TASK PROMPT. Work out how many lines of the listing hold "Quarterly", then state only that count.

□ □ □

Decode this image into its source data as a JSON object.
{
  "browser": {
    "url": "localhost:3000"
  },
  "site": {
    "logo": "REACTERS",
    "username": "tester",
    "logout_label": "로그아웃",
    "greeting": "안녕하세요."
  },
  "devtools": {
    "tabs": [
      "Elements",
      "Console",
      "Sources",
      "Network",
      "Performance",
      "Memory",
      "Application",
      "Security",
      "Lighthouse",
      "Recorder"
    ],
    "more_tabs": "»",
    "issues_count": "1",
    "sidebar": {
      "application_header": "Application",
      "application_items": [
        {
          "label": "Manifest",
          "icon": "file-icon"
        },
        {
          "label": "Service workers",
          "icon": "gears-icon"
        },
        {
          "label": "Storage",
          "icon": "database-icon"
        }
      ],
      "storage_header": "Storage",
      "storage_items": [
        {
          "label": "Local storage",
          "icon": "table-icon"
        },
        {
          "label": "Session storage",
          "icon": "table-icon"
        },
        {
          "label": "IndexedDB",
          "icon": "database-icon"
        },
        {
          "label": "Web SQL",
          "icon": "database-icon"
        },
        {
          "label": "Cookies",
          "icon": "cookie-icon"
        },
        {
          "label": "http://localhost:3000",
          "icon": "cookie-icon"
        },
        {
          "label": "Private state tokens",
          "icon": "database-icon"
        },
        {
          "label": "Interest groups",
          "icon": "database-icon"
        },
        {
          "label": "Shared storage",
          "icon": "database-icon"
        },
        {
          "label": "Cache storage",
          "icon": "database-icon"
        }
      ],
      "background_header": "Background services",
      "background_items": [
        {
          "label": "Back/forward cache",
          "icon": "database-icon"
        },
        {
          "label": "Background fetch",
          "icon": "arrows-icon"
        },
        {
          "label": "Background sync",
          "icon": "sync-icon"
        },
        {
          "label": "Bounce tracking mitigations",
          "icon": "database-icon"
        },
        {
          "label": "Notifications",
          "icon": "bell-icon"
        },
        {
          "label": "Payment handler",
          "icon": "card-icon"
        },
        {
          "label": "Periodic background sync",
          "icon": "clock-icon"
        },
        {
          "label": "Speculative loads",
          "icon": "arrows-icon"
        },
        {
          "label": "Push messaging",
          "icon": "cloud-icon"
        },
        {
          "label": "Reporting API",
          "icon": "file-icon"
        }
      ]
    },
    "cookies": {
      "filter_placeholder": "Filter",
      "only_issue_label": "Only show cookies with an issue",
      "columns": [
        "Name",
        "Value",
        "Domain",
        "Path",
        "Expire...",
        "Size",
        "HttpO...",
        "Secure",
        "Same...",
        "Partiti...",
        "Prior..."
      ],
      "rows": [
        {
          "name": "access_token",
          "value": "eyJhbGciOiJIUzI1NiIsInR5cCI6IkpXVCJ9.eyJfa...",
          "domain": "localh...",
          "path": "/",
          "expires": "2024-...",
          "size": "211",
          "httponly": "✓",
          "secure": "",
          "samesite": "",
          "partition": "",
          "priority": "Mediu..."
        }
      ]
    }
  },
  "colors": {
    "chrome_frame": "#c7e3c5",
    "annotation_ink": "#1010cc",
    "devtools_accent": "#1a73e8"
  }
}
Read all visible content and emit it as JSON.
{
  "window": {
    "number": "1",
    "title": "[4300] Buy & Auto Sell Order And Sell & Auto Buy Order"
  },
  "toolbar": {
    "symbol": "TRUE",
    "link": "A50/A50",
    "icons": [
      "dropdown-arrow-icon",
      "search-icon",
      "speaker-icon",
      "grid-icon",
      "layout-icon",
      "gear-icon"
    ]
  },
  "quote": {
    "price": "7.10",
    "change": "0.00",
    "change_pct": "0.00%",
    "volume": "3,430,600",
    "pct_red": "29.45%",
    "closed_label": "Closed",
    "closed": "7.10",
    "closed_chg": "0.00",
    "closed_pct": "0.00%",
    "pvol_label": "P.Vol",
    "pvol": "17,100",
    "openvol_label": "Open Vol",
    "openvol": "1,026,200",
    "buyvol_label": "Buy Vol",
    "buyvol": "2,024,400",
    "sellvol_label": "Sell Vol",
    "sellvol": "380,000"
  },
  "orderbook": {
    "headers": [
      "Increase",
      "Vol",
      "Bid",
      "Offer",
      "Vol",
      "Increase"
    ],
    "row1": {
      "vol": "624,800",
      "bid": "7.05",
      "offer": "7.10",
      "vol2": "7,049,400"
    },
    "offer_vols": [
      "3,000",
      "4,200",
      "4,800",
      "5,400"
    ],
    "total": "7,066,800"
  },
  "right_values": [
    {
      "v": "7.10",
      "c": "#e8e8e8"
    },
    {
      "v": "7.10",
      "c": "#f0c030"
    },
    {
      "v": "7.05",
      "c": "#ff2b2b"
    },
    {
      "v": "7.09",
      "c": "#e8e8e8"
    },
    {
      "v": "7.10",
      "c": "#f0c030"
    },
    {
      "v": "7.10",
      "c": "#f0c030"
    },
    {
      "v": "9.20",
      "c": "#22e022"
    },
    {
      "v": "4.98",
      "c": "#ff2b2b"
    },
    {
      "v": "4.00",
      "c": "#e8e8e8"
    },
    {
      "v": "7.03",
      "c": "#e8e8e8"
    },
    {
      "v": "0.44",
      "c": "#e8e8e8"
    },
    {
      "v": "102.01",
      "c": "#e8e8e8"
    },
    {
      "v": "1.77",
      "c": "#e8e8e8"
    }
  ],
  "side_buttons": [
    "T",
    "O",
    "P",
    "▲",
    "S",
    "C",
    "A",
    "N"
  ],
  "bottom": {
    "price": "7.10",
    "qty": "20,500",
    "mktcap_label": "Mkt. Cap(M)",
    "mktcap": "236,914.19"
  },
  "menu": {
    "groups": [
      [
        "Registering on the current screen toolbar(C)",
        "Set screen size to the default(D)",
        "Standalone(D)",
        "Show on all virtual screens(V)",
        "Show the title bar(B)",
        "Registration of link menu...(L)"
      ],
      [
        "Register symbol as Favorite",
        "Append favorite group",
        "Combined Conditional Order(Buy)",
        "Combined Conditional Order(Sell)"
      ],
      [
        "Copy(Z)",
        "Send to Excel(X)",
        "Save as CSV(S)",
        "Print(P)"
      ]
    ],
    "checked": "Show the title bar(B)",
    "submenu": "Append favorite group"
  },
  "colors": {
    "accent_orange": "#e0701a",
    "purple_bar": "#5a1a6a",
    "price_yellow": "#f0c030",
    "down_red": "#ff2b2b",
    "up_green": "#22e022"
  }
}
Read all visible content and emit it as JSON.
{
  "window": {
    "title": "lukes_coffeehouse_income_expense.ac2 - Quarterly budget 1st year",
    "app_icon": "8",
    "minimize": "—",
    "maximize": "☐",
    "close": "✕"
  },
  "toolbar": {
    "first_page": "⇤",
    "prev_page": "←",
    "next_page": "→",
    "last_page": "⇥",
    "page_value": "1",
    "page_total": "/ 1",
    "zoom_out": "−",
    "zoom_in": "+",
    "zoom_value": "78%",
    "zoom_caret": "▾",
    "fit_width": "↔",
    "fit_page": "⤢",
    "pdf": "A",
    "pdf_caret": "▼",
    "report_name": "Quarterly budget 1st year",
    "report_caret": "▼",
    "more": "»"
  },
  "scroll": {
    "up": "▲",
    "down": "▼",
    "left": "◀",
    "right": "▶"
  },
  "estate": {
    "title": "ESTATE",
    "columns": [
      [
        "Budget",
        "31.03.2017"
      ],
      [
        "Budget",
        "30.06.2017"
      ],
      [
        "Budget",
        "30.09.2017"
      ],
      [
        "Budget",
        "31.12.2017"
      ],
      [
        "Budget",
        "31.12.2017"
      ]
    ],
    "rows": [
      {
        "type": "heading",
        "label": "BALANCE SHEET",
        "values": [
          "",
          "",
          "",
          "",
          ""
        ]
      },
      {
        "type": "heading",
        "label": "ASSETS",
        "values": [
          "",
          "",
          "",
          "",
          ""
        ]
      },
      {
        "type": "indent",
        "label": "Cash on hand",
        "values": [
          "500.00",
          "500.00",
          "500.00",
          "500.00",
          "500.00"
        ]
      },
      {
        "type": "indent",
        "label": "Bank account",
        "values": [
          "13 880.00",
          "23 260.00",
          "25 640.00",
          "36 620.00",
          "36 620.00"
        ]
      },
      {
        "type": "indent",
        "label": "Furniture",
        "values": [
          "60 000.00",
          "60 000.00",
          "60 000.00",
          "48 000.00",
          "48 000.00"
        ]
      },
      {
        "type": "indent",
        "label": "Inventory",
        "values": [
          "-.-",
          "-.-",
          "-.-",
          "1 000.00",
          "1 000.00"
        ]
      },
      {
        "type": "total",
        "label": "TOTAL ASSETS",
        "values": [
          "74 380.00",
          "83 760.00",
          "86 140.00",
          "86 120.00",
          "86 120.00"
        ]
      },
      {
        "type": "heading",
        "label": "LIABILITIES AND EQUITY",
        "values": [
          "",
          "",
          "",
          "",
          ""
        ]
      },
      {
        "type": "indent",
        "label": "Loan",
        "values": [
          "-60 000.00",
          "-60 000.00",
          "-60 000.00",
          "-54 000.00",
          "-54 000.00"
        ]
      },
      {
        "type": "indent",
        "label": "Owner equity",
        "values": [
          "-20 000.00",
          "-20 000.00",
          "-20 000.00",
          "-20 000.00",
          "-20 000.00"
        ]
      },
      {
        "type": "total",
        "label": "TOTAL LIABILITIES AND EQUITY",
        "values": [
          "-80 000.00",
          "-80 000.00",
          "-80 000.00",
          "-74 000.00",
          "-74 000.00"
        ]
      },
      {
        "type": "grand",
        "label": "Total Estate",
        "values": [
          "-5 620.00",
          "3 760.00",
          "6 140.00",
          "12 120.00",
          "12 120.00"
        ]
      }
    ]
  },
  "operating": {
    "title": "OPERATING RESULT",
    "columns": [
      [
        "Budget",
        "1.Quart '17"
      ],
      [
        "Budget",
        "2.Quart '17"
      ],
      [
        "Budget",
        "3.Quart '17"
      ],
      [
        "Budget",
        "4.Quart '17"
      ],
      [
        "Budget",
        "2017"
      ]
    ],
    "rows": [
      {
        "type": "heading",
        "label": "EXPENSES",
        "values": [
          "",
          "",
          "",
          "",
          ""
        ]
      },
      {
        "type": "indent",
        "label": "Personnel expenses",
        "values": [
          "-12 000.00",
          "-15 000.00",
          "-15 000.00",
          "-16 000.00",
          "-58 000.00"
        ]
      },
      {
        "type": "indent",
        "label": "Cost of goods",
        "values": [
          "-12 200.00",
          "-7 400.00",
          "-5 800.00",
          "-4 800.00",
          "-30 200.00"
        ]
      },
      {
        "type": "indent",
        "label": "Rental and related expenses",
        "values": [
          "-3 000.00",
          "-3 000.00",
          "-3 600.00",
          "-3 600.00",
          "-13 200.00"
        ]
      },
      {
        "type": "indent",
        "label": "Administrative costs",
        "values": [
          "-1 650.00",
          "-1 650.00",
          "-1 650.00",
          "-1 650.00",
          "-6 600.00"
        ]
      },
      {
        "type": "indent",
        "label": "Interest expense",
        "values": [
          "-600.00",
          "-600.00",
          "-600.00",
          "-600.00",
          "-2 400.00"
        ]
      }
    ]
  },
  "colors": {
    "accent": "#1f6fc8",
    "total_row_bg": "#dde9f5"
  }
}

□ □ □

EXPECTED ANSWER. 2